> _Text extract_
──────────
Through out the morning, the children were not only able to take a ride in a Wildcat plane, but they also learned about unmanned aircraft systems and participated in a virtual paint lab and machining and design labs.

The program first launched in Toulouse, France, Airbus’ hometown, in 2011 in connection with a local United Way and then branched out to Wichita in 2013.

Topflight: K-State Salina Flight Team wins Loening Trophy at nationals, places 13th overall

The Kansas State University Salina Flight Team has landed the prestigious honor of being recognized as the most outstanding all-around aviation program in the country — and has the trophy to prove it.

For the first time in school history, the K-State Salina team was awarded the Loening Trophy at the National Intercollegiate Flying Association’s SAFECON National Championship, May 12-17, in Columbus, Ohio. The team finished 13th overall at the event.

The trophy, called the oldest and most elite of all collegiate aviation awards, was created by aviation pioneer and inventor Grover Loening and is presented annually to the aviation program that demonstrates its overall excellence. The trophy was first presented — to Harvard University — in 1929, with aviation greats Amelia Earhart and Charles Lindbergh among the judges.

Some members of the Kansas State University Salina Flight Team pose with their awards at the National Intercollegiate Flying Association's SAFECON National Championship. Back row, from left: Alex Osborn, Trevor Henson, Bert Hutchison and faculty adviser Tom Karcz; and front row, from left: John Snyder, Shane Richardson, Ian Barnhart, Taylor Spangler and Tosh Taylor.

“The moment our name was called was absolutely surreal, and on top of that, we were given a standing ovation,” said Tom Karcz, assistant professor of aviation and K-State Salina Flight Team faculty adviser. “The Loening Trophy is a piece of history and we can’t wait to display it on the Salina campus.”
──────────
> _Dataset excerpt_
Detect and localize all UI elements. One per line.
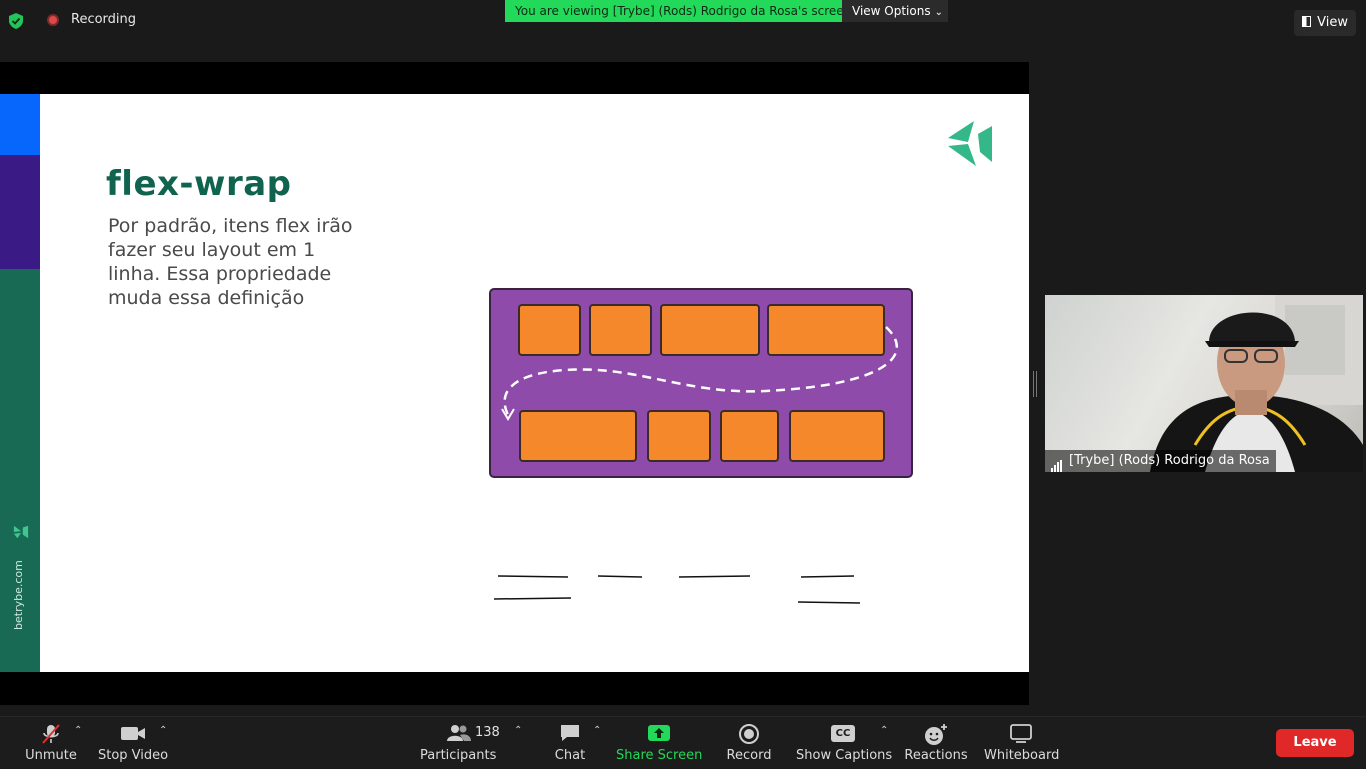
──────────
> _Required actions_
[1] From the aviation text, extract the passage starting with "Topflight: K-State Salina" and going on through "at the event.".
[2] List everyone the aviation text names in the front row of the flight team photo.

> _Responses for each task_
[1]
Topflight: K-State Salina Flight Team wins Loening Trophy at nationals, places 13th overall

The Kansas State University Salina Flight Team has landed the prestigious honor of being recognized as the most outstanding all-around aviation program in the country — and has the trophy to prove it.

For the first time in school history, the K-State Salina team was awarded the Loening Trophy at the National Intercollegiate Flying Association’s SAFECON National Championship, May 12-17, in Columbus, Ohio. The team finished 13th overall at the event.

[2] John Snyder, Shane Richardson, Ian Barnhart, Taylor Spangler, Tosh Taylor